Stored data entries:
+ + +

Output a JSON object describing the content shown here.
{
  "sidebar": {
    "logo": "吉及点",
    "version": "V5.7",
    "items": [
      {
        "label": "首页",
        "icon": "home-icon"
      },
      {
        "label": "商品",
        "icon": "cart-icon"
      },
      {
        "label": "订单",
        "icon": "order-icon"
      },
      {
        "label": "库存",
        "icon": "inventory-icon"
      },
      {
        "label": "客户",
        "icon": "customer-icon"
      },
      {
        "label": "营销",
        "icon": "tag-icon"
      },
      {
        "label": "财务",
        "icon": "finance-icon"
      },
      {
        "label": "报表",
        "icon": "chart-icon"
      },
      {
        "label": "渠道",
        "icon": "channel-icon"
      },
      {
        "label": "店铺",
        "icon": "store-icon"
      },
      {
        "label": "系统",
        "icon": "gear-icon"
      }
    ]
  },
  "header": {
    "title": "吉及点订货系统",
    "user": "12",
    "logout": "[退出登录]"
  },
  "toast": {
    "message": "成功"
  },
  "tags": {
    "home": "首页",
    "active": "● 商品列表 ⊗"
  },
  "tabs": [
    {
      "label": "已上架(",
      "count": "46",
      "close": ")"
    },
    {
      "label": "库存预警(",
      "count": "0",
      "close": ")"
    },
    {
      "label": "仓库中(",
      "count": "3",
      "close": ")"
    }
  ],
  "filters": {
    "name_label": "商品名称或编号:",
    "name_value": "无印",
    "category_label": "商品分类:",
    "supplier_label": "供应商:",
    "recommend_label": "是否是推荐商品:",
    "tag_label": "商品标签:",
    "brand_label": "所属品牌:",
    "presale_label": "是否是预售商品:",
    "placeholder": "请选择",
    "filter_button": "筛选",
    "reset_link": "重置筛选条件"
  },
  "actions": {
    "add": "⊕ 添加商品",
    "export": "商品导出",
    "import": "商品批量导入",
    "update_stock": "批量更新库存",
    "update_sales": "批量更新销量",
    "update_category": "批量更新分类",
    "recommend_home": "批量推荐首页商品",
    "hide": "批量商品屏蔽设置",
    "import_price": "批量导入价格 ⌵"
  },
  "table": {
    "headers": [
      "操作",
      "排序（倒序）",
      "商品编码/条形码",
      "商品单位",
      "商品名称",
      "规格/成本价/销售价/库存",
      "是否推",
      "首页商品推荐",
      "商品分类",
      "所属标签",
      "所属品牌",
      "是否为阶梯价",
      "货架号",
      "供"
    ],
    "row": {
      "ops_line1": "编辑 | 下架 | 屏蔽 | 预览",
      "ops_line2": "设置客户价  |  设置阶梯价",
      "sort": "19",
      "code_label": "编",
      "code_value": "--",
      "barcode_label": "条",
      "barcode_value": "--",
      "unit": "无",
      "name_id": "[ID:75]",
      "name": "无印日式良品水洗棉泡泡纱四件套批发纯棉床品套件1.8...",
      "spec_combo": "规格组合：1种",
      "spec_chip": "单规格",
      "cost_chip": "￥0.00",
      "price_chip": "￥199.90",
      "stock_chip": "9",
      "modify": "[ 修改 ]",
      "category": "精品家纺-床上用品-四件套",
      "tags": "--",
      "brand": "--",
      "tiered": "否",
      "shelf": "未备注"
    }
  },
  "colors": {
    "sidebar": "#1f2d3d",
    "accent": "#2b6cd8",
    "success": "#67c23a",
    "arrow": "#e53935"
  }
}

+ + +

What you should do:
Extract the complete data, matching each line exactly.

Answer to this task:
Output a JSON object describing the content shown here.
{
  "sidebar": {
    "logo": "吉及点",
    "version": "V5.7",
    "items": [
      {
        "label": "首页",
        "icon": "home-icon"
      },
      {
        "label": "商品",
        "icon": "cart-icon"
      },
      {
        "label": "订单",
        "icon": "order-icon"
      },
      {
        "label": "库存",
        "icon": "inventory-icon"
      },
      {
        "label": "客户",
        "icon": "customer-icon"
      },
      {
        "label": "营销",
        "icon": "tag-icon"
      },
      {
        "label": "财务",
        "icon": "finance-icon"
      },
      {
        "label": "报表",
        "icon": "chart-icon"
      },
      {
        "label": "渠道",
        "icon": "channel-icon"
      },
      {
        "label": "店铺",
        "icon": "store-icon"
      },
      {
        "label": "系统",
        "icon": "gear-icon"
      }
    ]
  },
  "header": {
    "title": "吉及点订货系统",
    "user": "12",
    "logout": "[退出登录]"
  },
  "toast": {
    "message": "成功"
  },
  "tags": {
    "home": "首页",
    "active": "● 商品列表 ⊗"
  },
  "tabs": [
    {
      "label": "已上架(",
      "count": "46",
      "close": ")"
    },
    {
      "label": "库存预警(",
      "count": "0",
      "close": ")"
    },
    {
      "label": "仓库中(",
      "count": "3",
      "close": ")"
    }
  ],
  "filters": {
    "name_label": "商品名称或编号:",
    "name_value": "无印",
    "category_label": "商品分类:",
    "supplier_label": "供应商:",
    "recommend_label": "是否是推荐商品:",
    "tag_label": "商品标签:",
    "brand_label": "所属品牌:",
    "presale_label": "是否是预售商品:",
    "placeholder": "请选择",
    "filter_button": "筛选",
    "reset_link": "重置筛选条件"
  },
  "actions": {
    "add": "⊕ 添加商品",
    "export": "商品导出",
    "import": "商品批量导入",
    "update_stock": "批量更新库存",
    "update_sales": "批量更新销量",
    "update_category": "批量更新分类",
    "recommend_home": "批量推荐首页商品",
    "hide": "批量商品屏蔽设置",
    "import_price": "批量导入价格 ⌵"
  },
  "table": {
    "headers": [
      "操作",
      "排序（倒序）",
      "商品编码/条形码",
      "商品单位",
      "商品名称",
      "规格/成本价/销售价/库存",
      "是否推",
      "首页商品推荐",
      "商品分类",
      "所属标签",
      "所属品牌",
      "是否为阶梯价",
      "货架号",
      "供"
    ],
    "row": {
      "ops_line1": "编辑 | 下架 | 屏蔽 | 预览",
      "ops_line2": "设置客户价  |  设置阶梯价",
      "sort": "19",
      "code_label": "编",
      "code_value": "--",
      "barcode_label": "条",
      "barcode_value": "--",
      "unit": "无",
      "name_id": "[ID:75]",
      "name": "无印日式良品水洗棉泡泡纱四件套批发纯棉床品套件1.8...",
      "spec_combo": "规格组合：1种",
      "spec_chip": "单规格",
      "cost_chip": "￥0.00",
      "price_chip": "￥199.90",
      "stock_chip": "9",
      "modify": "[ 修改 ]",
      "category": "精品家纺-床上用品-四件套",
      "tags": "--",
      "brand": "--",
      "tiered": "否",
      "shelf": "未备注"
    }
  },
  "colors": {
    "sidebar": "#1f2d3d",
    "accent": "#2b6cd8",
    "success": "#67c23a",
    "arrow": "#e53935"
  }
}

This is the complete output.